[Stated goal]
What follows is a listing to be transcribed exactly.

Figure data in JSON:
====================
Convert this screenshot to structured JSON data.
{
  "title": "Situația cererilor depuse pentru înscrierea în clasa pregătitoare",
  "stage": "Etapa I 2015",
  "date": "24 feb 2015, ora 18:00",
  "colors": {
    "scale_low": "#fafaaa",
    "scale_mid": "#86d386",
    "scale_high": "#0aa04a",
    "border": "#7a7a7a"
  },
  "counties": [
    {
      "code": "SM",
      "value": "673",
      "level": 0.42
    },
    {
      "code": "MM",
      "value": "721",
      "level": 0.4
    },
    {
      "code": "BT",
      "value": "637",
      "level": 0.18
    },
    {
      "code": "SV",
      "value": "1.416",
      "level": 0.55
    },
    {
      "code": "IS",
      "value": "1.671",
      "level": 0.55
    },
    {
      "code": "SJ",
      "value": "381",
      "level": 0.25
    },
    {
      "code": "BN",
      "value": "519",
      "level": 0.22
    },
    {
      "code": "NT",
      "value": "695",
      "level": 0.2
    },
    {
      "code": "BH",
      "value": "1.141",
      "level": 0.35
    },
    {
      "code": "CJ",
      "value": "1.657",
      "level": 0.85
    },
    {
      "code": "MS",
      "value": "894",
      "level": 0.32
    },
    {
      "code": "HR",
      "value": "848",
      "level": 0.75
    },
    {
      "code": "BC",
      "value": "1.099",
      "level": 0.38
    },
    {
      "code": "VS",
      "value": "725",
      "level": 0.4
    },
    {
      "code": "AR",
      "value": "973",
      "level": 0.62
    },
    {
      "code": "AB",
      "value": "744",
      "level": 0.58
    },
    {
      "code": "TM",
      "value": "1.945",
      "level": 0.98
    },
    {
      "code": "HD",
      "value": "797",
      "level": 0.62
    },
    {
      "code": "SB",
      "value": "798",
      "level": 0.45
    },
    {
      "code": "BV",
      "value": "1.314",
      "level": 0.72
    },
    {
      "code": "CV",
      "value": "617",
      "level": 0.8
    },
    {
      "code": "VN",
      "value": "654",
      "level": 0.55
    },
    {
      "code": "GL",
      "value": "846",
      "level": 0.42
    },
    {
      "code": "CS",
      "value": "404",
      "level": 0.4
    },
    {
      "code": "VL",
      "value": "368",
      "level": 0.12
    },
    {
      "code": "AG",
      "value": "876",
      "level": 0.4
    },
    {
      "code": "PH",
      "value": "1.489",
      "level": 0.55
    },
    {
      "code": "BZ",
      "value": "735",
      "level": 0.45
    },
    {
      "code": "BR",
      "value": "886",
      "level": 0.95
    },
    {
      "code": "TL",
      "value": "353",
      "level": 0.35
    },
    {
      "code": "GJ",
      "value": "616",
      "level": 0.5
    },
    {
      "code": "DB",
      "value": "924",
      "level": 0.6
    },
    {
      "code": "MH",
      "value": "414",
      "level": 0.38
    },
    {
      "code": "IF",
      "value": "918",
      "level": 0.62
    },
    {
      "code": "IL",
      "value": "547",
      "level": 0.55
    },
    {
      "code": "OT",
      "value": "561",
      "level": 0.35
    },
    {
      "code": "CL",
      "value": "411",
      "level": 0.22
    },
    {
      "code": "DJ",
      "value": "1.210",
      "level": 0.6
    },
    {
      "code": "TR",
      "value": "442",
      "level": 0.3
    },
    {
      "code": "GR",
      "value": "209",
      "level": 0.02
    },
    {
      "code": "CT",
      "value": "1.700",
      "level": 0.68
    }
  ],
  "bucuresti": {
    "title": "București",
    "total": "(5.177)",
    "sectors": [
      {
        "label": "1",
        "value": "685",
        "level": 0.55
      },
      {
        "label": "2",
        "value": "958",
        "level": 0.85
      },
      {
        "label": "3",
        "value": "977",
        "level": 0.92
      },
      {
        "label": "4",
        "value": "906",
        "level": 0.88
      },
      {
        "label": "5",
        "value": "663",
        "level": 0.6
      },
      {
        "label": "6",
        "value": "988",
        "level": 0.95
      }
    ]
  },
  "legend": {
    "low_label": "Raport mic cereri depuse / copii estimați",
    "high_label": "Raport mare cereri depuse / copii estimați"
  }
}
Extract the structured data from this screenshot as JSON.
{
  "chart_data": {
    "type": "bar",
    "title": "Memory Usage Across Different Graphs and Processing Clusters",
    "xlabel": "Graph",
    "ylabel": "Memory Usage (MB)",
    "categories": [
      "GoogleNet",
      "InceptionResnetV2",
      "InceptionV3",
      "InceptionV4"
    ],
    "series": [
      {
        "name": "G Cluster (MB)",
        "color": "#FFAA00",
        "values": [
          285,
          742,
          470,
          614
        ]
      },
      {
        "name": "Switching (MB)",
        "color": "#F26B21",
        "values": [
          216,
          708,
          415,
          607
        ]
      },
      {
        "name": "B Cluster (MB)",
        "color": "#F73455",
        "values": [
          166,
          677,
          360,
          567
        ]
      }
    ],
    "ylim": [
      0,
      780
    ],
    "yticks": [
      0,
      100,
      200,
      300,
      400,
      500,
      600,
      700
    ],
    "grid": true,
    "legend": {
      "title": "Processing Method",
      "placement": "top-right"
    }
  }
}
====================
[Right answer]
Convert this screenshot to structured JSON data.
{
  "title": "Situația cererilor depuse pentru înscrierea în clasa pregătitoare",
  "stage": "Etapa I 2015",
  "date": "24 feb 2015, ora 18:00",
  "colors": {
    "scale_low": "#fafaaa",
    "scale_mid": "#86d386",
    "scale_high": "#0aa04a",
    "border": "#7a7a7a"
  },
  "counties": [
    {
      "code": "SM",
      "value": "673",
      "level": 0.42
    },
    {
      "code": "MM",
      "value": "721",
      "level": 0.4
    },
    {
      "code": "BT",
      "value": "637",
      "level": 0.18
    },
    {
      "code": "SV",
      "value": "1.416",
      "level": 0.55
    },
    {
      "code": "IS",
      "value": "1.671",
      "level": 0.55
    },
    {
      "code": "SJ",
      "value": "381",
      "level": 0.25
    },
    {
      "code": "BN",
      "value": "519",
      "level": 0.22
    },
    {
      "code": "NT",
      "value": "695",
      "level": 0.2
    },
    {
      "code": "BH",
      "value": "1.141",
      "level": 0.35
    },
    {
      "code": "CJ",
      "value": "1.657",
      "level": 0.85
    },
    {
      "code": "MS",
      "value": "894",
      "level": 0.32
    },
    {
      "code": "HR",
      "value": "848",
      "level": 0.75
    },
    {
      "code": "BC",
      "value": "1.099",
      "level": 0.38
    },
    {
      "code": "VS",
      "value": "725",
      "level": 0.4
    },
    {
      "code": "AR",
      "value": "973",
      "level": 0.62
    },
    {
      "code": "AB",
      "value": "744",
      "level": 0.58
    },
    {
      "code": "TM",
      "value": "1.945",
      "level": 0.98
    },
    {
      "code": "HD",
      "value": "797",
      "level": 0.62
    },
    {
      "code": "SB",
      "value": "798",
      "level": 0.45
    },
    {
      "code": "BV",
      "value": "1.314",
      "level": 0.72
    },
    {
      "code": "CV",
      "value": "617",
      "level": 0.8
    },
    {
      "code": "VN",
      "value": "654",
      "level": 0.55
    },
    {
      "code": "GL",
      "value": "846",
      "level": 0.42
    },
    {
      "code": "CS",
      "value": "404",
      "level": 0.4
    },
    {
      "code": "VL",
      "value": "368",
      "level": 0.12
    },
    {
      "code": "AG",
      "value": "876",
      "level": 0.4
    },
    {
      "code": "PH",
      "value": "1.489",
      "level": 0.55
    },
    {
      "code": "BZ",
      "value": "735",
      "level": 0.45
    },
    {
      "code": "BR",
      "value": "886",
      "level": 0.95
    },
    {
      "code": "TL",
      "value": "353",
      "level": 0.35
    },
    {
      "code": "GJ",
      "value": "616",
      "level": 0.5
    },
    {
      "code": "DB",
      "value": "924",
      "level": 0.6
    },
    {
      "code": "MH",
      "value": "414",
      "level": 0.38
    },
    {
      "code": "IF",
      "value": "918",
      "level": 0.62
    },
    {
      "code": "IL",
      "value": "547",
      "level": 0.55
    },
    {
      "code": "OT",
      "value": "561",
      "level": 0.35
    },
    {
      "code": "CL",
      "value": "411",
      "level": 0.22
    },
    {
      "code": "DJ",
      "value": "1.210",
      "level": 0.6
    },
    {
      "code": "TR",
      "value": "442",
      "level": 0.3
    },
    {
      "code": "GR",
      "value": "209",
      "level": 0.02
    },
    {
      "code": "CT",
      "value": "1.700",
      "level": 0.68
    }
  ],
  "bucuresti": {
    "title": "București",
    "total": "(5.177)",
    "sectors": [
      {
        "label": "1",
        "value": "685",
        "level": 0.55
      },
      {
        "label": "2",
        "value": "958",
        "level": 0.85
      },
      {
        "label": "3",
        "value": "977",
        "level": 0.92
      },
      {
        "label": "4",
        "value": "906",
        "level": 0.88
      },
      {
        "label": "5",
        "value": "663",
        "level": 0.6
      },
      {
        "label": "6",
        "value": "988",
        "level": 0.95
      }
    ]
  },
  "legend": {
    "low_label": "Raport mic cereri depuse / copii estimați",
    "high_label": "Raport mare cereri depuse / copii estimați"
  }
}
Extract the structured data from this screenshot as JSON.
{
  "chart_data": {
    "type": "bar",
    "title": "Memory Usage Across Different Graphs and Processing Clusters",
    "xlabel": "Graph",
    "ylabel": "Memory Usage (MB)",
    "categories": [
      "GoogleNet",
      "InceptionResnetV2",
      "InceptionV3",
      "InceptionV4"
    ],
    "series": [
      {
        "name": "G Cluster (MB)",
        "color": "#FFAA00",
        "values": [
          285,
          742,
          470,
          614
        ]
      },
      {
        "name": "Switching (MB)",
        "color": "#F26B21",
        "values": [
          216,
          708,
          415,
          607
        ]
      },
      {
        "name": "B Cluster (MB)",
        "color": "#F73455",
        "values": [
          166,
          677,
          360,
          567
        ]
      }
    ],
    "ylim": [
      0,
      780
    ],
    "yticks": [
      0,
      100,
      200,
      300,
      400,
      500,
      600,
      700
    ],
    "grid": true,
    "legend": {
      "title": "Processing Method",
      "placement": "top-right"
    }
  }
}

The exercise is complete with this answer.